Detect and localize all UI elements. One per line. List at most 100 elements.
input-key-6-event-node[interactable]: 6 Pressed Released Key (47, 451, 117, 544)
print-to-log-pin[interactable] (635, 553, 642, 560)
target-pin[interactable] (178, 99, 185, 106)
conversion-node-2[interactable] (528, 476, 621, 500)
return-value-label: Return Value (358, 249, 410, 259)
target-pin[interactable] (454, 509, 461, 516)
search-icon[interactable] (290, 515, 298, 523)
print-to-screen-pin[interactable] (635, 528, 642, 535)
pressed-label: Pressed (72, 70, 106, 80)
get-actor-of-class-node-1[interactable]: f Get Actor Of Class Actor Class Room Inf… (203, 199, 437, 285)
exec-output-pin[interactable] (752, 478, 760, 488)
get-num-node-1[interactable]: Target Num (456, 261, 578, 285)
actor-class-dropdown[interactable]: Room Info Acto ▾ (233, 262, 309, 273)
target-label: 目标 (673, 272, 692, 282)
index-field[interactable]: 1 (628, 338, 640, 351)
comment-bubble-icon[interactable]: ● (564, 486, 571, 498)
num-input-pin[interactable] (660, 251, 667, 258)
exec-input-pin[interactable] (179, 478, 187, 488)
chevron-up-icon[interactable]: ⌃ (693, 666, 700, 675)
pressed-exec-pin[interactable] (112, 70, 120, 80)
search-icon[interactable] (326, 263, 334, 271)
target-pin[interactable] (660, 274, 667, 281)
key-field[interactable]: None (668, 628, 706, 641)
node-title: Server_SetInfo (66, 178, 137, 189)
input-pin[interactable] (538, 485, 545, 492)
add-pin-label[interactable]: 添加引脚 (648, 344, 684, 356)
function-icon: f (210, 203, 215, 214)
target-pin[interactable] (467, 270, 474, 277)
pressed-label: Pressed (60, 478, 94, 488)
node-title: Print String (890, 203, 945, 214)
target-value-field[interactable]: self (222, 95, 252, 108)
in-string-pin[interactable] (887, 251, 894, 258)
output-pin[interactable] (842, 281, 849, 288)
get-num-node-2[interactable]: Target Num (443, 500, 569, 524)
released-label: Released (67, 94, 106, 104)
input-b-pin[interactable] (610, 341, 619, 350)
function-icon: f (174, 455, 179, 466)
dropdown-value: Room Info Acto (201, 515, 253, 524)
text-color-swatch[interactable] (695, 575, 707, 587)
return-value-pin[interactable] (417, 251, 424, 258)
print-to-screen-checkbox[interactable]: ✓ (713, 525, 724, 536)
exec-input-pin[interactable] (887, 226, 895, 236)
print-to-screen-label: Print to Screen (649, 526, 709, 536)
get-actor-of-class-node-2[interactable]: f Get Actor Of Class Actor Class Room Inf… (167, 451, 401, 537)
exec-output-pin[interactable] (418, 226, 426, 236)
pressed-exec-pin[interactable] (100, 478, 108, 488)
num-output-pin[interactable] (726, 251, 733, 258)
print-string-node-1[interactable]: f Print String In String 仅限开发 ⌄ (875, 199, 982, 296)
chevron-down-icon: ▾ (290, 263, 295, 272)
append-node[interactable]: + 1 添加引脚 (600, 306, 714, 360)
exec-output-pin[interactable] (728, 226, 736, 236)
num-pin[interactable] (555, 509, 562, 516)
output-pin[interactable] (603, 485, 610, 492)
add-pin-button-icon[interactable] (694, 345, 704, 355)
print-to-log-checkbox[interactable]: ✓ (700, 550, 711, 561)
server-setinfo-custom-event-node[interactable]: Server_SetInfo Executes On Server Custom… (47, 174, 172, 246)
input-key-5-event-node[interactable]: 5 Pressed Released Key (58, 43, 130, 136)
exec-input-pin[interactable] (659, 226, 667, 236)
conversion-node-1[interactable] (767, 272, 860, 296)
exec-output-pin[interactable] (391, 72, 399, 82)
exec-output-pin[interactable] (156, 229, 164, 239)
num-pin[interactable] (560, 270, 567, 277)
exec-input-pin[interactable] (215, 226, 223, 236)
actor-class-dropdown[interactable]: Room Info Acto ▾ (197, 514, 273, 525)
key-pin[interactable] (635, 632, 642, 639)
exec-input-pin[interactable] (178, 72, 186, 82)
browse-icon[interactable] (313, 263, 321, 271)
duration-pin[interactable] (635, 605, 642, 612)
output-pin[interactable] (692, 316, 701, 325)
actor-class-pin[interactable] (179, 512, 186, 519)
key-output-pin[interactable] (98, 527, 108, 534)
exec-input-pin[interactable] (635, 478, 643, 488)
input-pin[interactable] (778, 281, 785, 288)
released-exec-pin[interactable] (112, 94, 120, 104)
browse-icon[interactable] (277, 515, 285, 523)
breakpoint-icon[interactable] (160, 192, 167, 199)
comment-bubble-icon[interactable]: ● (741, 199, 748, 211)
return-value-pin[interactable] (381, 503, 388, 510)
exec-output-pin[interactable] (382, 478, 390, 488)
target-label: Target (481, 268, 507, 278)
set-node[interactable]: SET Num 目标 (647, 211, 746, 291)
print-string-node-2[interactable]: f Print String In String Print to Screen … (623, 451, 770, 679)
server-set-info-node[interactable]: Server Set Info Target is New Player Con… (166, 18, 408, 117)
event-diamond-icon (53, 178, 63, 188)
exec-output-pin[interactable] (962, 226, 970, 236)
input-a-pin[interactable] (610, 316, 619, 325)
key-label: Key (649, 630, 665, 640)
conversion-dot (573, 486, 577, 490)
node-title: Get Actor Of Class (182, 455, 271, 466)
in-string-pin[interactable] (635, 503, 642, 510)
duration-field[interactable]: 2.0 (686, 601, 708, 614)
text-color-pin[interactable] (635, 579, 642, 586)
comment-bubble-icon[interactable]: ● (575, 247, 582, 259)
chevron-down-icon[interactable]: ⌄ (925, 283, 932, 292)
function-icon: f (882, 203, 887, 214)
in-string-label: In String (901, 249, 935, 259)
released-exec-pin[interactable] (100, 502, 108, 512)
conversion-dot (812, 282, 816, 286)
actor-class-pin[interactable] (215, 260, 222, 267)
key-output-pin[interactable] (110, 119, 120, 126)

...

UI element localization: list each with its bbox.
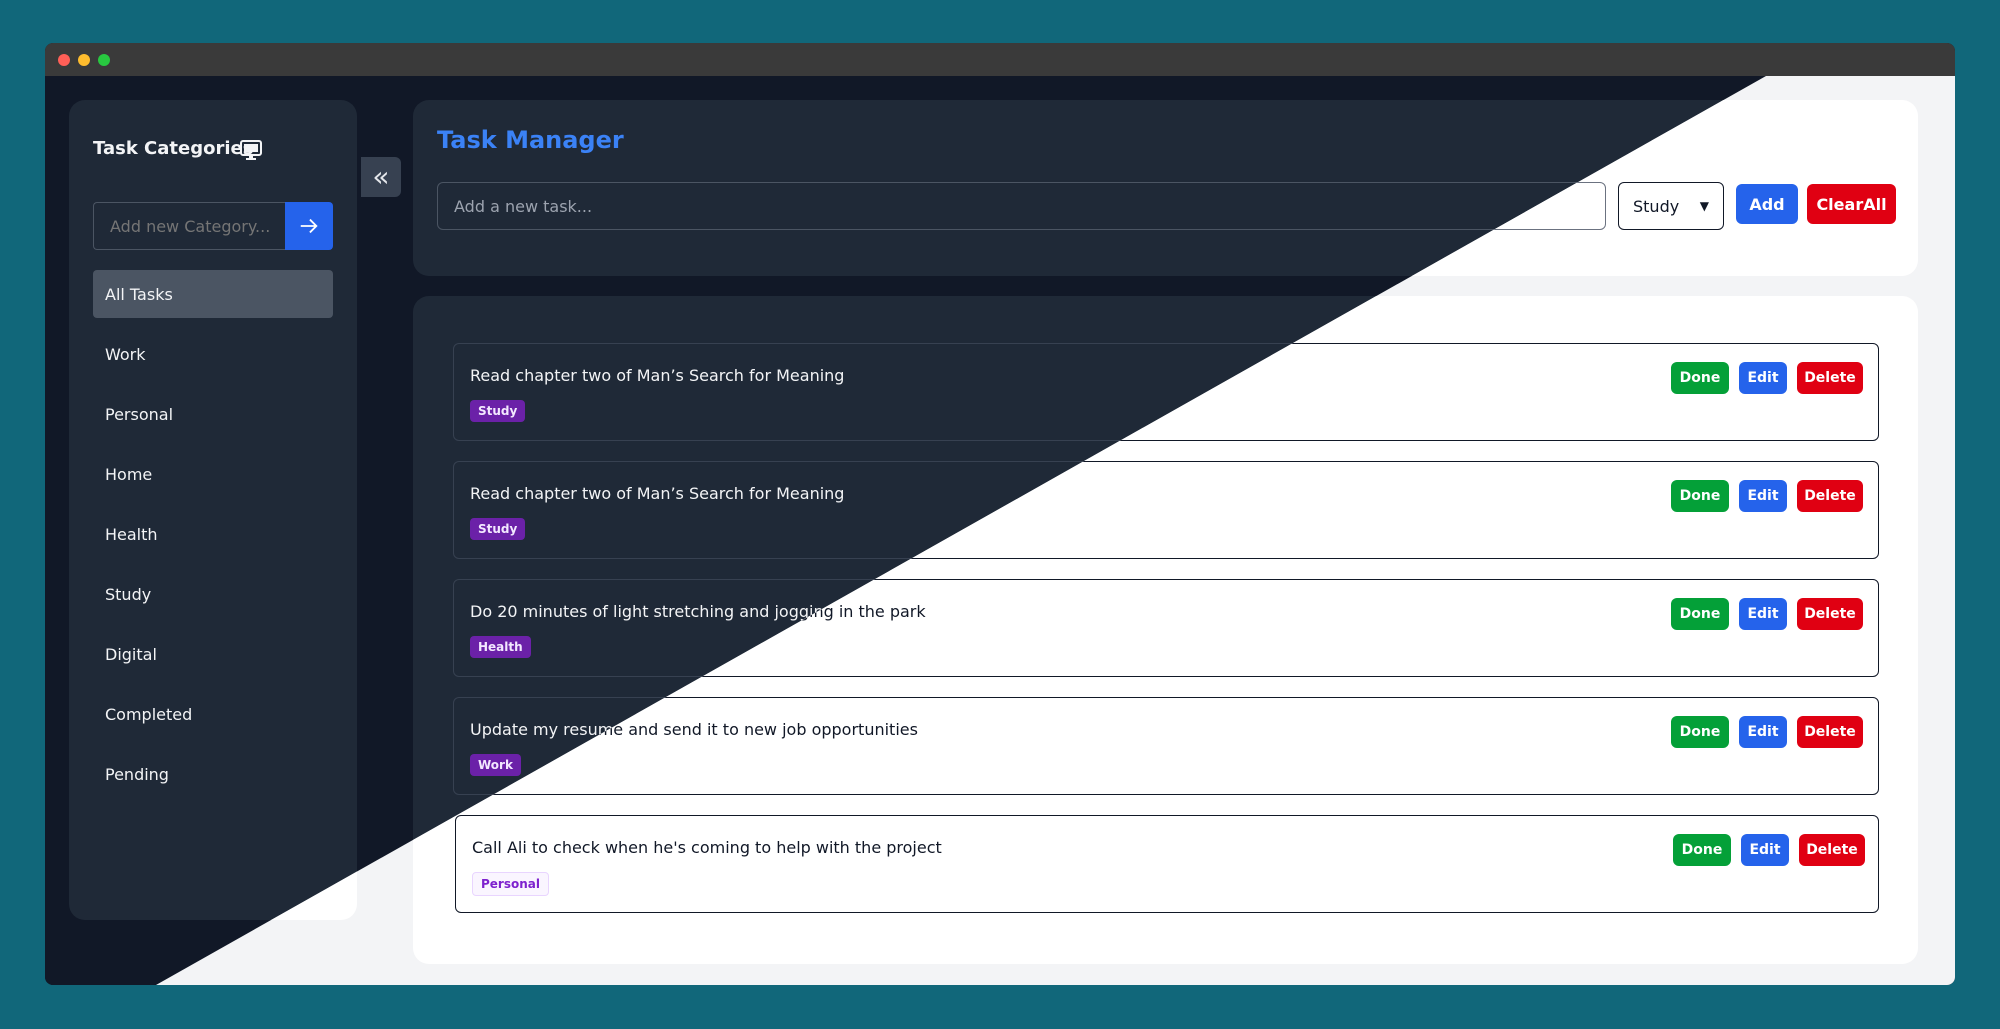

• WRITTEN REQUEST:
Pick out every line of the records that contains the string "title" and copy each one in full. Case counts.

• SOLUTION TO THE PROBLEM:
node-title: Server_SetInfo (66, 178, 137, 189)
node-title: Print String (890, 203, 945, 214)
node-title: Get Actor Of Class (182, 455, 271, 466)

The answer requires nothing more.